[Source records]
## Begin

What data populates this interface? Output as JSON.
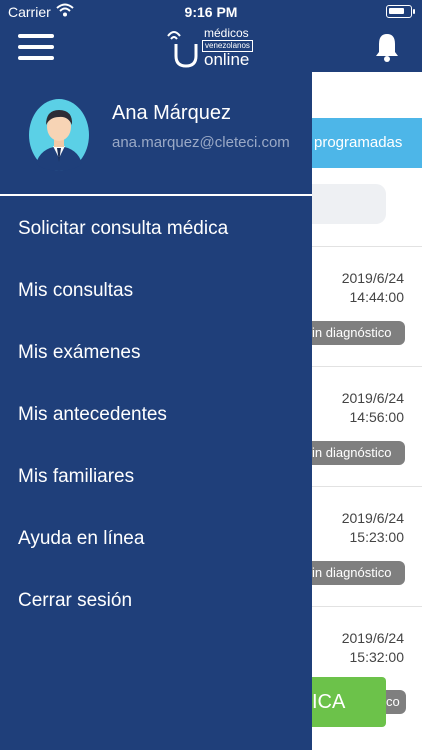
{
  "status_bar": {
    "carrier": "Carrier",
    "time": "9:16 PM"
  },
  "header": {
    "logo": {
      "line1": "médicos",
      "line2": "venezolanos",
      "line3": "online"
    }
  },
  "drawer": {
    "user": {
      "name": "Ana Márquez",
      "email": "ana.marquez@cleteci.com"
    },
    "menu": [
      {
        "label": "Solicitar consulta médica"
      },
      {
        "label": "Mis consultas"
      },
      {
        "label": "Mis exámenes"
      },
      {
        "label": "Mis antecedentes"
      },
      {
        "label": "Mis familiares"
      },
      {
        "label": "Ayuda en línea"
      },
      {
        "label": "Cerrar sesión"
      }
    ]
  },
  "background": {
    "tab_label": "programadas",
    "items": [
      {
        "date": "2019/6/24",
        "time": "14:44:00",
        "badge": "in diagnóstico"
      },
      {
        "date": "2019/6/24",
        "time": "14:56:00",
        "badge": "in diagnóstico"
      },
      {
        "date": "2019/6/24",
        "time": "15:23:00",
        "badge": "in diagnóstico"
      },
      {
        "date": "2019/6/24",
        "time": "15:32:00",
        "badge": "co"
      }
    ],
    "green_button": "ICA"
  },
  "colors": {
    "primary": "#1f3f7a",
    "accent": "#4db6e8",
    "green": "#6cc24a",
    "badge": "#7f7f7f"
  }
}
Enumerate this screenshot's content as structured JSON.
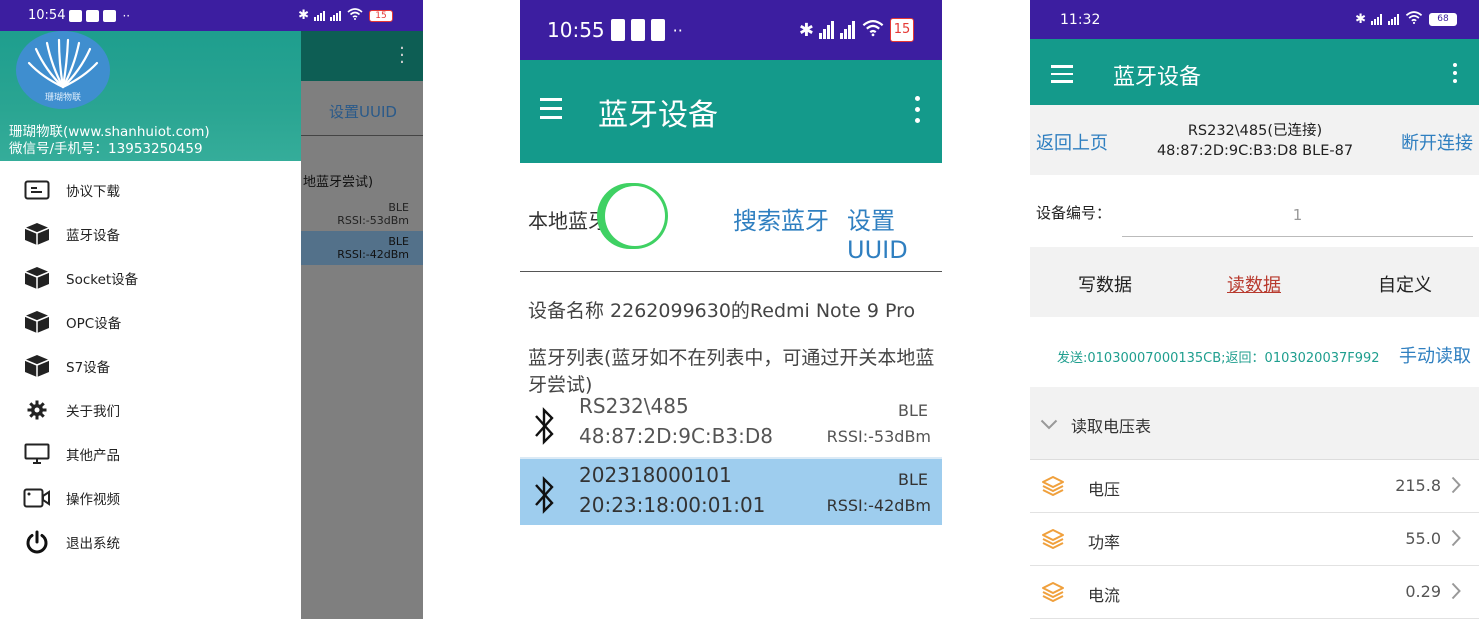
{
  "phone1": {
    "status": {
      "time": "10:54",
      "battery": "15"
    },
    "drawer": {
      "logo_text": "珊瑚物联",
      "company": "珊瑚物联(www.shanhuiot.com)",
      "contact": "微信号/手机号：13953250459",
      "items": [
        {
          "label": "协议下载",
          "icon": "download-icon"
        },
        {
          "label": "蓝牙设备",
          "icon": "cube-icon"
        },
        {
          "label": "Socket设备",
          "icon": "cube-icon"
        },
        {
          "label": "OPC设备",
          "icon": "cube-icon"
        },
        {
          "label": "S7设备",
          "icon": "cube-icon"
        },
        {
          "label": "关于我们",
          "icon": "gear-icon"
        },
        {
          "label": "其他产品",
          "icon": "monitor-icon"
        },
        {
          "label": "操作视频",
          "icon": "video-icon"
        },
        {
          "label": "退出系统",
          "icon": "power-icon"
        }
      ]
    },
    "behind": {
      "uuid_label": "设置UUID",
      "hint": "地蓝牙尝试)",
      "rows": [
        {
          "type": "BLE",
          "rssi": "RSSI:-53dBm"
        },
        {
          "type": "BLE",
          "rssi": "RSSI:-42dBm"
        }
      ]
    }
  },
  "phone2": {
    "status": {
      "time": "10:55",
      "battery": "15"
    },
    "title": "蓝牙设备",
    "local_bt_label": "本地蓝牙",
    "local_bt_on": true,
    "search_label": "搜索蓝牙",
    "uuid_label": "设置UUID",
    "device_name": "设备名称  2262099630的Redmi Note 9 Pro",
    "list_hint": "蓝牙列表(蓝牙如不在列表中，可通过开关本地蓝牙尝试)",
    "devices": [
      {
        "name": "RS232\\485",
        "mac": "48:87:2D:9C:B3:D8",
        "type": "BLE",
        "rssi": "RSSI:-53dBm",
        "selected": false
      },
      {
        "name": "202318000101",
        "mac": "20:23:18:00:01:01",
        "type": "BLE",
        "rssi": "RSSI:-42dBm",
        "selected": true
      }
    ]
  },
  "phone3": {
    "status": {
      "time": "11:32",
      "battery": "68"
    },
    "title": "蓝牙设备",
    "back_label": "返回上页",
    "device_line1": "RS232\\485(已连接)",
    "device_line2": "48:87:2D:9C:B3:D8  BLE-87",
    "disconnect_label": "断开连接",
    "device_no_label": "设备编号：",
    "device_no_value": "1",
    "tabs": [
      "写数据",
      "读数据",
      "自定义"
    ],
    "active_tab": "读数据",
    "send_text": "发送:01030007000135CB;返回：0103020037F992",
    "manual_read_label": "手动读取",
    "section_title": "读取电压表",
    "items": [
      {
        "label": "电压",
        "value": "215.8"
      },
      {
        "label": "功率",
        "value": "55.0"
      },
      {
        "label": "电流",
        "value": "0.29"
      }
    ],
    "accent_color": "#149a8b",
    "link_color": "#2f7fc0",
    "active_tab_color": "#b83a2e"
  }
}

## End

→ Prompt
From the records, copy every line that has the string "rssi" in it.

→ Problem solution
          "rssi": "RSSI:-53dBm"
          "rssi": "RSSI:-42dBm"
        "rssi": "RSSI:-53dBm",
        "rssi": "RSSI:-42dBm",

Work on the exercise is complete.